[START INFORMATION SUPPLIED]

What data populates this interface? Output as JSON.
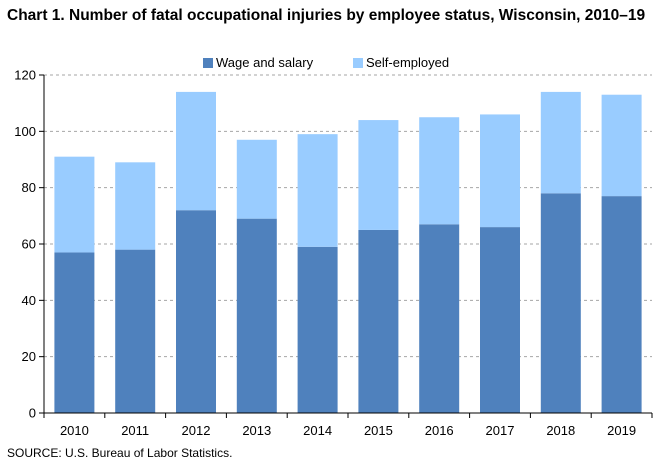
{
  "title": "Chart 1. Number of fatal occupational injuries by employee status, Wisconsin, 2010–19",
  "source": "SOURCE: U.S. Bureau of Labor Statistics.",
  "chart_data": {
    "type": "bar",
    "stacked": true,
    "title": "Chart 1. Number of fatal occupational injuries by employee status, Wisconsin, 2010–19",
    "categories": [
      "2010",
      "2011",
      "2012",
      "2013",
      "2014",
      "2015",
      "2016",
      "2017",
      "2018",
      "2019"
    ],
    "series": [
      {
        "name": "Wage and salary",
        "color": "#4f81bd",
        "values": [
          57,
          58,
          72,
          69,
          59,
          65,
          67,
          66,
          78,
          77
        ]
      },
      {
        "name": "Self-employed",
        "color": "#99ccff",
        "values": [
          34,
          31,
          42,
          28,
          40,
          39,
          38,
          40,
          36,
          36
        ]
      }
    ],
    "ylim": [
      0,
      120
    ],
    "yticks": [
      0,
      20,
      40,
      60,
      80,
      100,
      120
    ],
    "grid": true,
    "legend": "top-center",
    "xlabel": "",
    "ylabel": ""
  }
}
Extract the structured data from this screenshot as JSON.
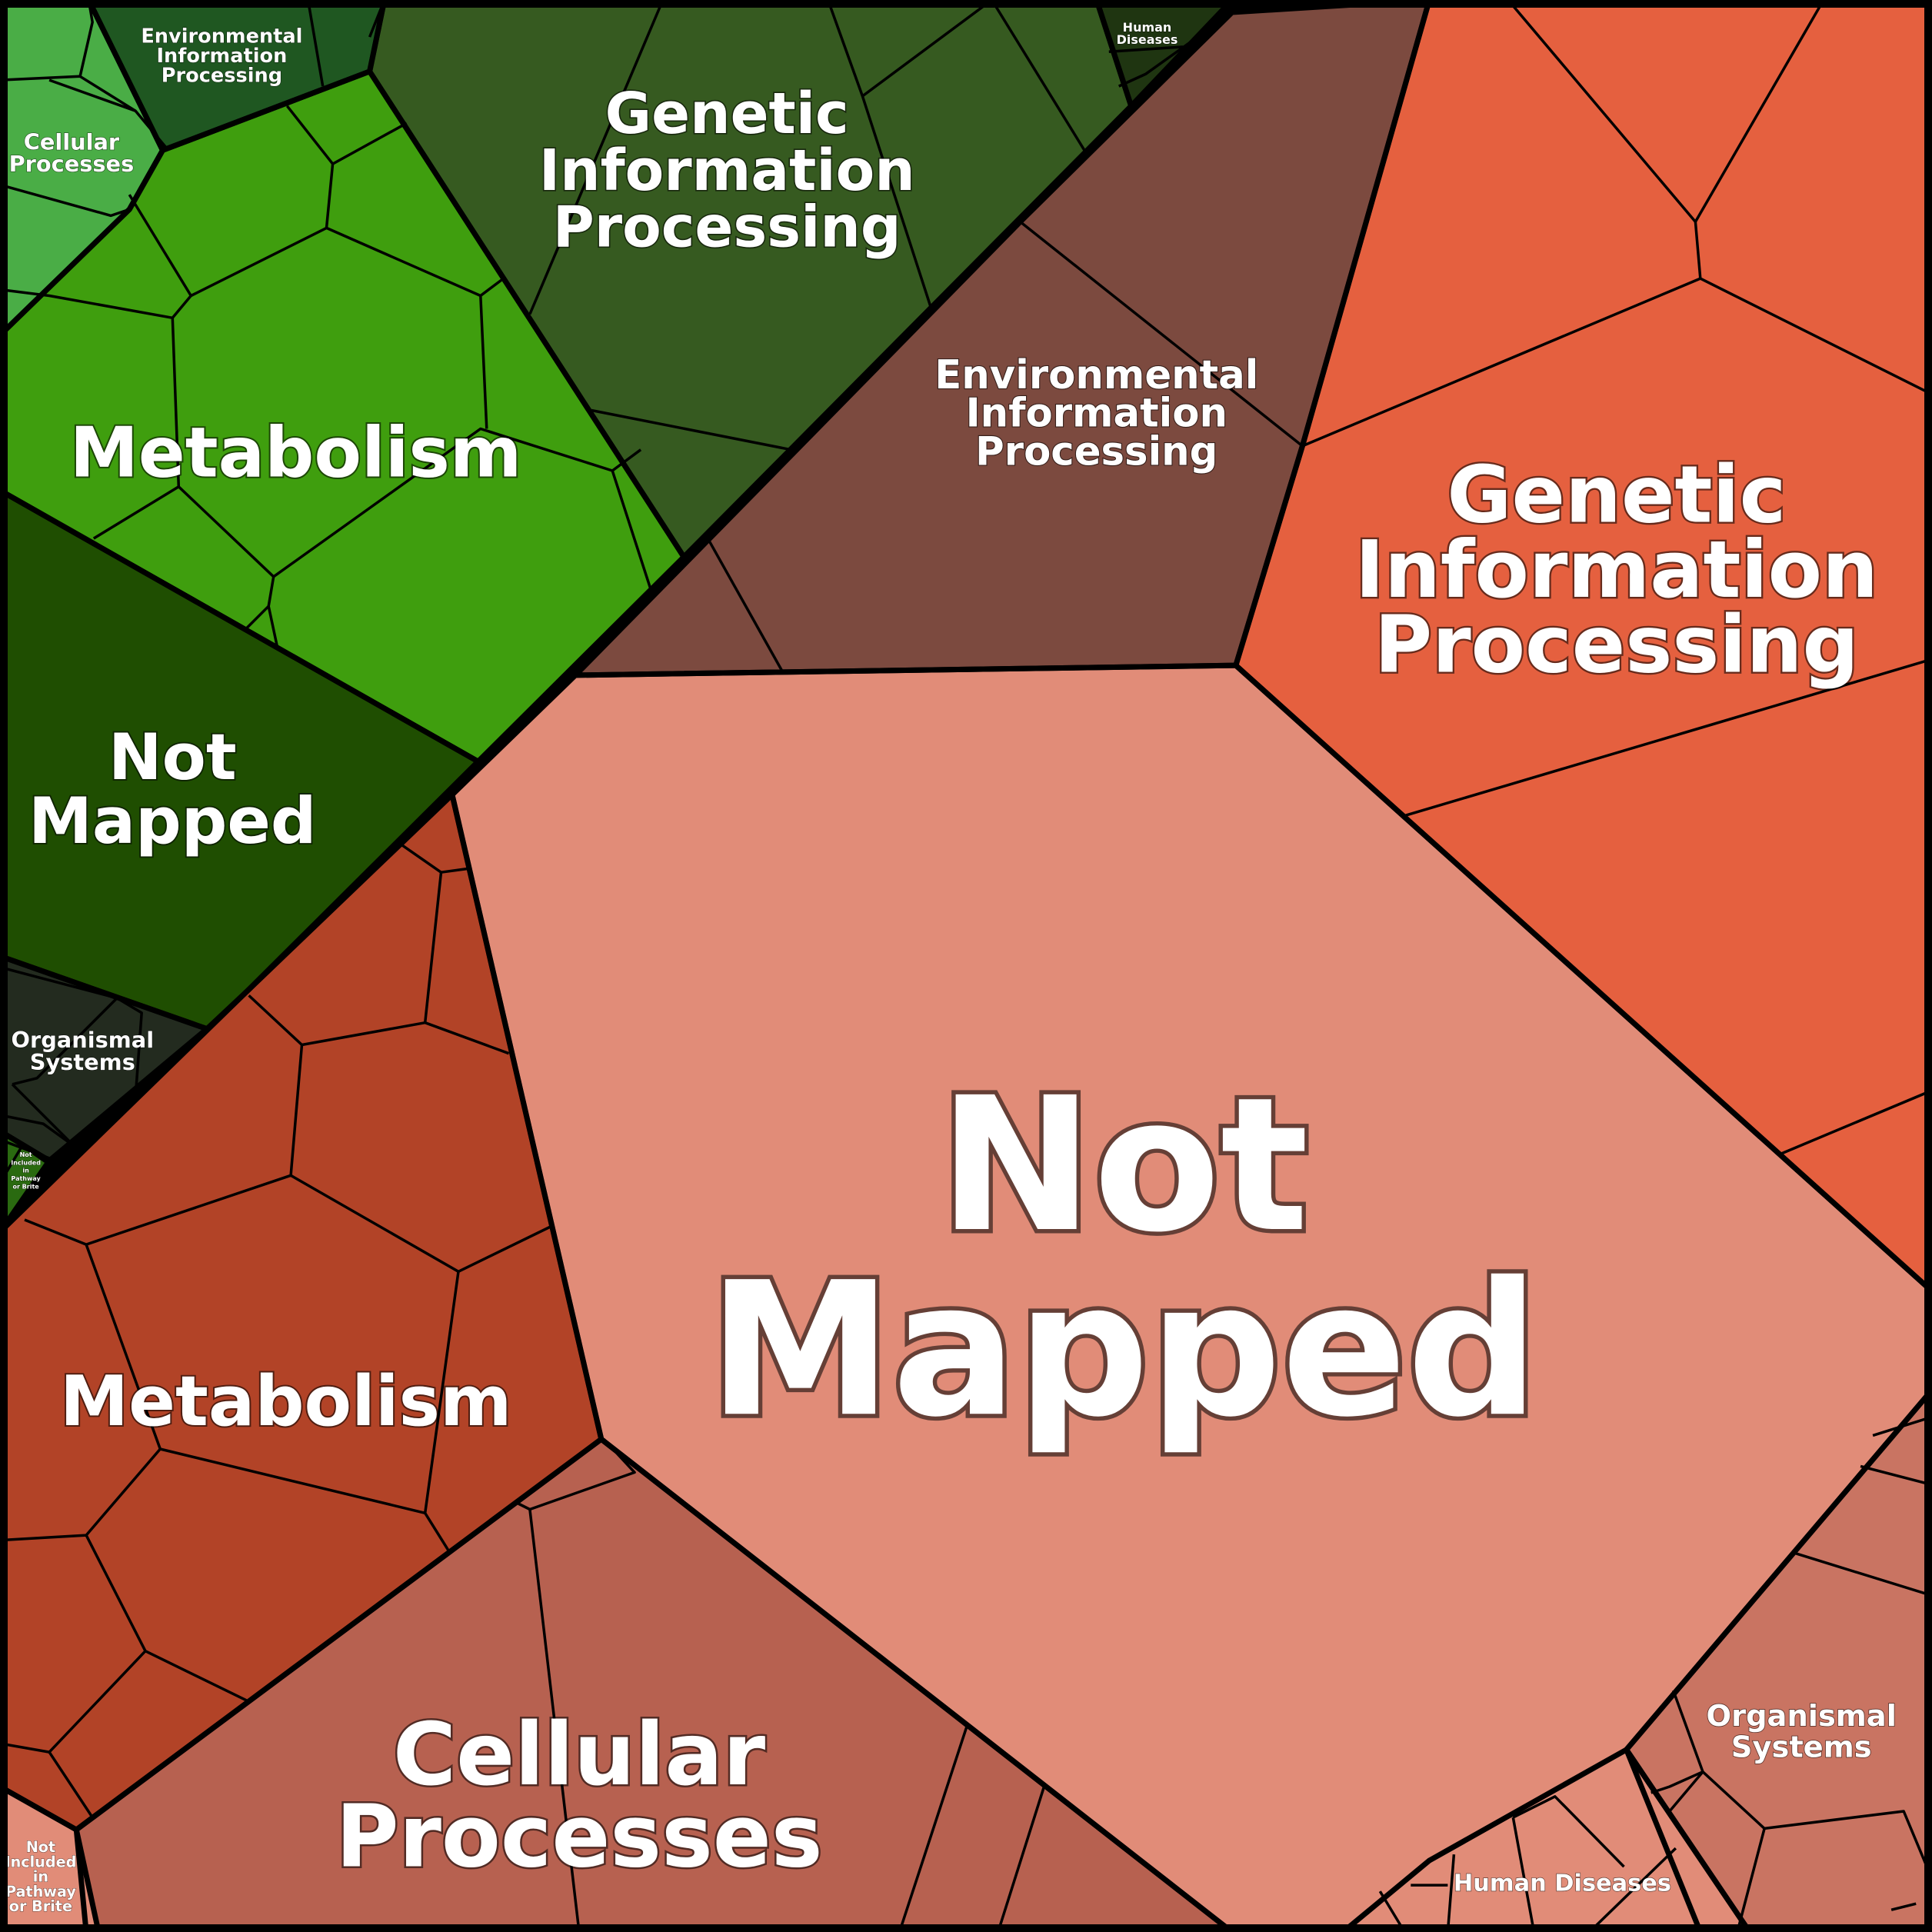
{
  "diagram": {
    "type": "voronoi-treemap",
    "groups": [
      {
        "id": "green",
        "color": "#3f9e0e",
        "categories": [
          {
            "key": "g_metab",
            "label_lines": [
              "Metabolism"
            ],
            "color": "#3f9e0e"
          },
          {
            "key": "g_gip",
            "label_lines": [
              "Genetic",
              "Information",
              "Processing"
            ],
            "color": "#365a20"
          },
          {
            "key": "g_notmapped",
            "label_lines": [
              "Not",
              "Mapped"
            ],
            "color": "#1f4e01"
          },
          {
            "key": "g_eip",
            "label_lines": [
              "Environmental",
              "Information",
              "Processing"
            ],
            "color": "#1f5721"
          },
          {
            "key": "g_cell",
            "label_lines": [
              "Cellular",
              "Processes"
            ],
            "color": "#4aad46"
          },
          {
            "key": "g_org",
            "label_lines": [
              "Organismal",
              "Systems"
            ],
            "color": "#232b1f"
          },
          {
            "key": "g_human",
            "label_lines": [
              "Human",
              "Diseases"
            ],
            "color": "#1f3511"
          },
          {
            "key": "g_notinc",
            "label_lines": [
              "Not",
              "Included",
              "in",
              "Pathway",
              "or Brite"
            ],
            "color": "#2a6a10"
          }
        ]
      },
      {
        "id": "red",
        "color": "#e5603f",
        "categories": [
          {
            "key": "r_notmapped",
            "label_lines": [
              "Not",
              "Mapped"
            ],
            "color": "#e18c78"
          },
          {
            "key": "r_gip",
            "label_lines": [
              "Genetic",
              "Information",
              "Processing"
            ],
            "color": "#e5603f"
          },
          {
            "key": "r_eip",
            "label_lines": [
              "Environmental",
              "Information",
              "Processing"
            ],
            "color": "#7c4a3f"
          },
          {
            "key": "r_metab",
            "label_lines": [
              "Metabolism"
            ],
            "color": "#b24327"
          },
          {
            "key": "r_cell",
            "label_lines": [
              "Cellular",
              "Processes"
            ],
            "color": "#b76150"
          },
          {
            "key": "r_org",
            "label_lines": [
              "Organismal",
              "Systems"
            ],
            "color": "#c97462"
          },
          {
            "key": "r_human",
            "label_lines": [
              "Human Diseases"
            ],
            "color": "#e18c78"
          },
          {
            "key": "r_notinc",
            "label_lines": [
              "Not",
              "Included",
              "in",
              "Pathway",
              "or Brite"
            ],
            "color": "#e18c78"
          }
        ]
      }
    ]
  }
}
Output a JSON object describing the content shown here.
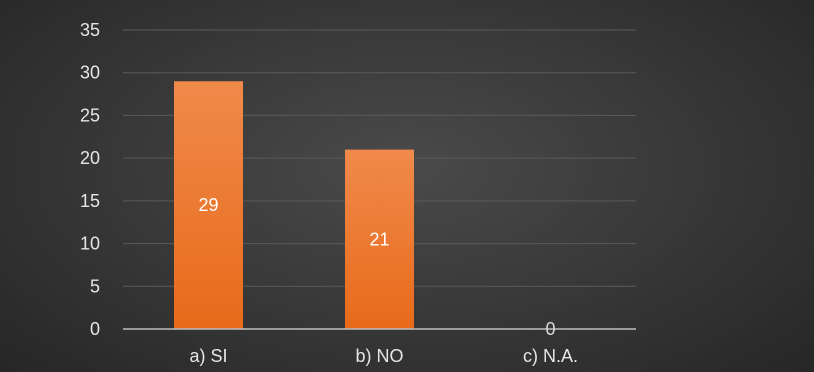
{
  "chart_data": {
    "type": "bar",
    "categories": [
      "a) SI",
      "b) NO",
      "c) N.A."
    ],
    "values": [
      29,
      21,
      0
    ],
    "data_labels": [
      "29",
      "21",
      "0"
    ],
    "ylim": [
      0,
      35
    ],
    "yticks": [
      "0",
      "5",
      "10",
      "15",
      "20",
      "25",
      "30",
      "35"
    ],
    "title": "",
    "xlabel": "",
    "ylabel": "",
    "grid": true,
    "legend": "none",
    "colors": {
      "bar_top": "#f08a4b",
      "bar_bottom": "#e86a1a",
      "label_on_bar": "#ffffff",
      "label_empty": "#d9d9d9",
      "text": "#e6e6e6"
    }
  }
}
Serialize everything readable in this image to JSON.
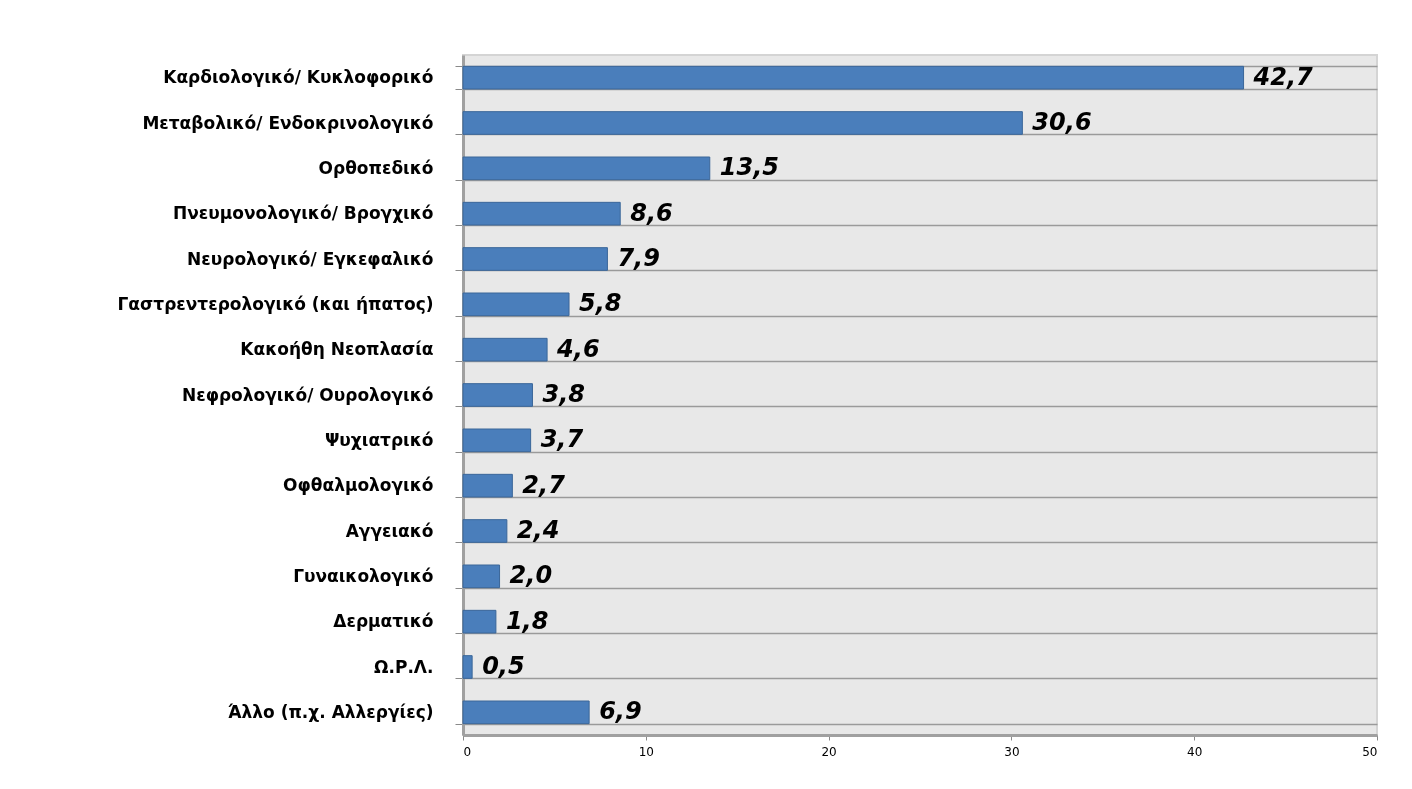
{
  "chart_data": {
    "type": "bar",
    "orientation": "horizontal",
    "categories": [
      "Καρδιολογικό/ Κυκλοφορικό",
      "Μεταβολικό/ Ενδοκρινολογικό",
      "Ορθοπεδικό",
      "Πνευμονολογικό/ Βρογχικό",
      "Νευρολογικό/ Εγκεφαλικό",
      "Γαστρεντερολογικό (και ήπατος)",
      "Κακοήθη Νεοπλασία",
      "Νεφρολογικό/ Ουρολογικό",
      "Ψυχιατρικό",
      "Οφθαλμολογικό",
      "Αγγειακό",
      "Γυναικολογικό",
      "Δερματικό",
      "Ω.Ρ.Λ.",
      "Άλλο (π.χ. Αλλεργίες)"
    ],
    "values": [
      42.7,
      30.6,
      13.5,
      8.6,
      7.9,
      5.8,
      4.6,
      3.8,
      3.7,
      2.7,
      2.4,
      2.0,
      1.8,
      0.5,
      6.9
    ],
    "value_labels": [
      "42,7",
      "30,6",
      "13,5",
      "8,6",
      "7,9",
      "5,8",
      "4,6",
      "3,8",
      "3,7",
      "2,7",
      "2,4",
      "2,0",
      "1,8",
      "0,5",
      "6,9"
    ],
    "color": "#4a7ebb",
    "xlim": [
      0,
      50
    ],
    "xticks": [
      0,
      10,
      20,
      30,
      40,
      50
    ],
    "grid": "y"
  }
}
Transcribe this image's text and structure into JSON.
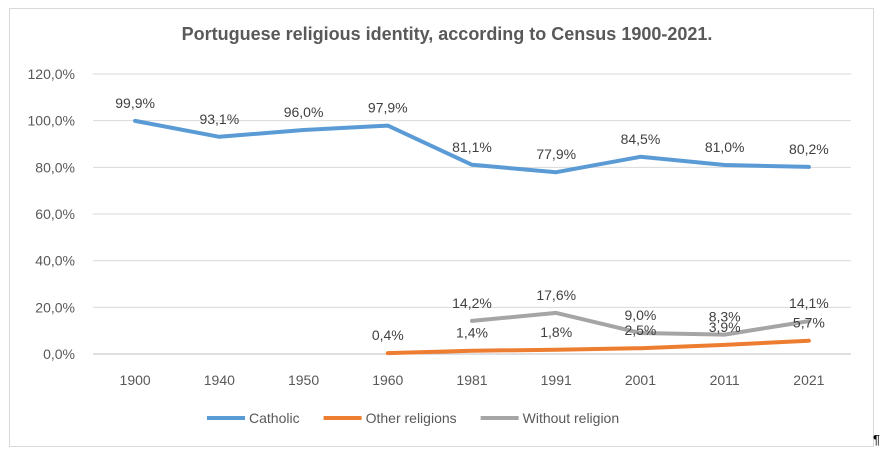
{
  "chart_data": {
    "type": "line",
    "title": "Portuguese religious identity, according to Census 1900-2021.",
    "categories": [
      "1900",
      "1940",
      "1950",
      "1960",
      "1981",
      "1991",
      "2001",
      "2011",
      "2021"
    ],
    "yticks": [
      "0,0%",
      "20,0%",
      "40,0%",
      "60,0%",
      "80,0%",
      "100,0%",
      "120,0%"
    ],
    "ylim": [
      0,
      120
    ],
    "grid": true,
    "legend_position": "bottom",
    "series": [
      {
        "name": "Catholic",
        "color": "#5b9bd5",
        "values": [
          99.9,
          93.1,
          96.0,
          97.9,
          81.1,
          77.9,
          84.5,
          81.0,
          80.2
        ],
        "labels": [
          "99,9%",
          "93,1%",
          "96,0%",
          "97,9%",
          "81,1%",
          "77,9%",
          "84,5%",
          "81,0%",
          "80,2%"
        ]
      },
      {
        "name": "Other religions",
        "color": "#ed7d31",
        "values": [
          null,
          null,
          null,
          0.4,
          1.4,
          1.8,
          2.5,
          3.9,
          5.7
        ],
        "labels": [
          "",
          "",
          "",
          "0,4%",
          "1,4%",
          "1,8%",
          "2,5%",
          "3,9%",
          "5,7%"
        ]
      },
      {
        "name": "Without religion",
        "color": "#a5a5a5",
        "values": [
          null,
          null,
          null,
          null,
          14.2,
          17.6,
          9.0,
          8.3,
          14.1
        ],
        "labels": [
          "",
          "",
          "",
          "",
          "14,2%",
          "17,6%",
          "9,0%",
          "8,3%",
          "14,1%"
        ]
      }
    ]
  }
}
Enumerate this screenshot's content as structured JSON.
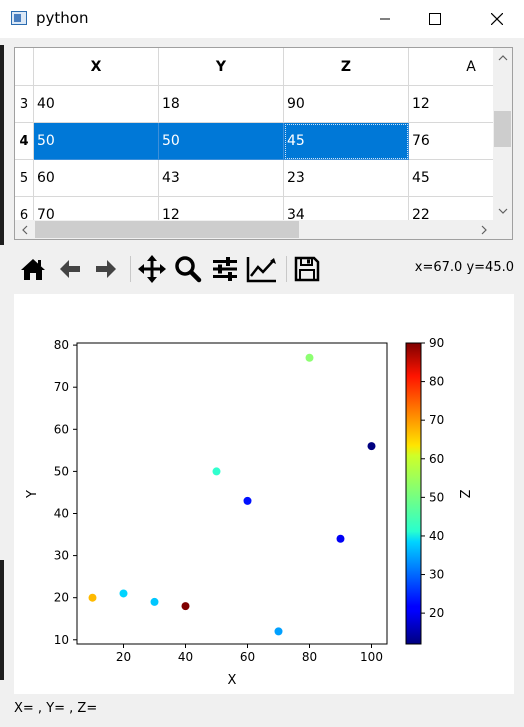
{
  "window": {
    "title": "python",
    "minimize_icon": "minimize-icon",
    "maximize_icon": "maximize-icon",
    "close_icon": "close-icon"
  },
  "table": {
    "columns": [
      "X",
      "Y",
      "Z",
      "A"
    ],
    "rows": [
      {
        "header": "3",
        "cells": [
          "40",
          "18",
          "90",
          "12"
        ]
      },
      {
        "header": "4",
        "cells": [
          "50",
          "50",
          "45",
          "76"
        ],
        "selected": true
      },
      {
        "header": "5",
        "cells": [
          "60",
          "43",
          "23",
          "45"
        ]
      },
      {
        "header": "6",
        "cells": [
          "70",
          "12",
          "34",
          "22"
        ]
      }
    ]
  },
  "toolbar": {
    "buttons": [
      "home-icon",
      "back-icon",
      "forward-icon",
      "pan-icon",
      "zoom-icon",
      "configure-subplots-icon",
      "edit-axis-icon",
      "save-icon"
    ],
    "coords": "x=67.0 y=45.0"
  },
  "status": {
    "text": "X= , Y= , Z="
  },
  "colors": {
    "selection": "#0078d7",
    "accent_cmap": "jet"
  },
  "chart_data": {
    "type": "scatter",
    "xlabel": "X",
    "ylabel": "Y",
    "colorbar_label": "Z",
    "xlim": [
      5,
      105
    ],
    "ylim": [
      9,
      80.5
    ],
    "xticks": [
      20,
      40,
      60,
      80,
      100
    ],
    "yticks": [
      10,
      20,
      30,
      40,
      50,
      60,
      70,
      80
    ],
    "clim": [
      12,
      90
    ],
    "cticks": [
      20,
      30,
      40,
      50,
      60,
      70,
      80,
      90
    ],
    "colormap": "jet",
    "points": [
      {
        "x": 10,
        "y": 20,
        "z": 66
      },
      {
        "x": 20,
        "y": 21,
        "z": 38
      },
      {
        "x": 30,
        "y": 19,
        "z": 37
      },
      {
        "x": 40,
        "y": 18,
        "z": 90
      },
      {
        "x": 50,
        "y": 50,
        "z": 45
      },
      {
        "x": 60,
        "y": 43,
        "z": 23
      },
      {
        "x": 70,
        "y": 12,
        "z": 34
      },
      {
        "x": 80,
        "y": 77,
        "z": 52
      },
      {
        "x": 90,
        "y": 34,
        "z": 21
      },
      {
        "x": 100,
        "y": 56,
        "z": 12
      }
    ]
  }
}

[END INFORMATION SUPPLIED]

STATED GOAL:
Extract each line holding the string "name".

WRITTEN RESPONSE:
        "name": "Wage and salary",
        "name": "Self-employed",
        "name": "Catholic",
        "name": "Other religions",
        "name": "Without religion",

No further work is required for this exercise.